AIM OF THE TASK: Show all lines holding the string "Properties".

DATASET EXCERPTS:
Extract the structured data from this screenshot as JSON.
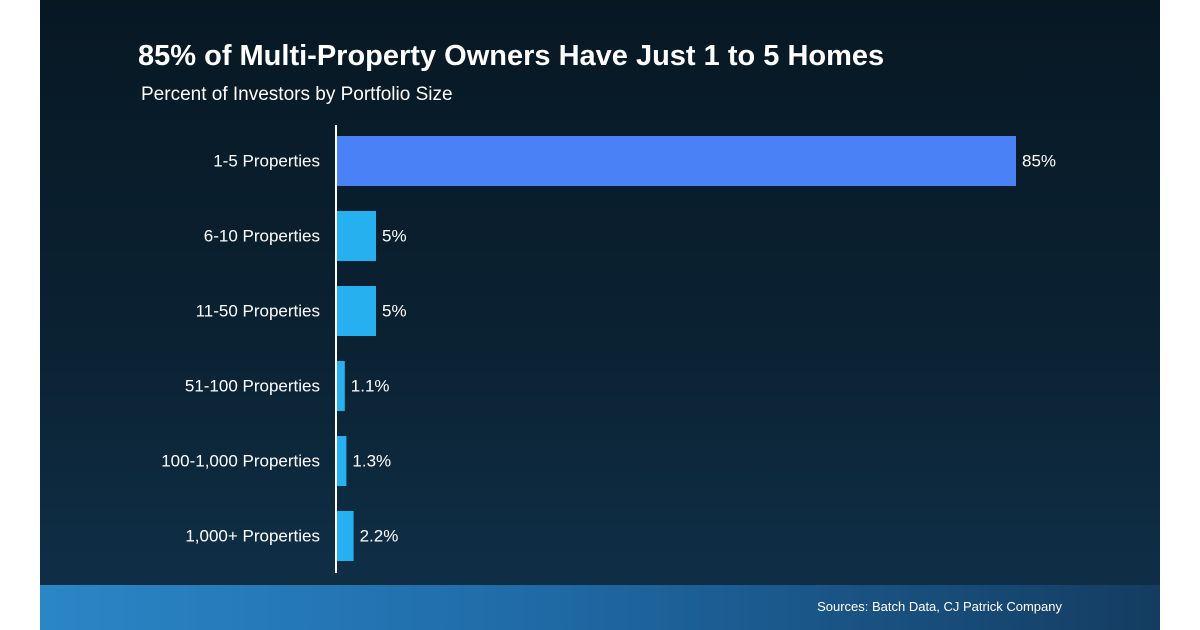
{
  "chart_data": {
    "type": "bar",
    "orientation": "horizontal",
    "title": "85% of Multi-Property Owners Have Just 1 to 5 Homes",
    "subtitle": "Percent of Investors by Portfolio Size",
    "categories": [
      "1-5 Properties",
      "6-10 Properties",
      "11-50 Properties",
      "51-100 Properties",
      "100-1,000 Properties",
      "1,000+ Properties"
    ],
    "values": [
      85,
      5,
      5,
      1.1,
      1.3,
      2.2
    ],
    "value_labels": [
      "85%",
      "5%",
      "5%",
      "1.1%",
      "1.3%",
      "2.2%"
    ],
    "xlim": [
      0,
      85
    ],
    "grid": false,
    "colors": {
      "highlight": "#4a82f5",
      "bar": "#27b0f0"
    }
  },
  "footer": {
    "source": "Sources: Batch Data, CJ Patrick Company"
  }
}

TASK RESPONSE:
      "1-5 Properties",
      "6-10 Properties",
      "11-50 Properties",
      "51-100 Properties",
      "100-1,000 Properties",
      "1,000+ Properties"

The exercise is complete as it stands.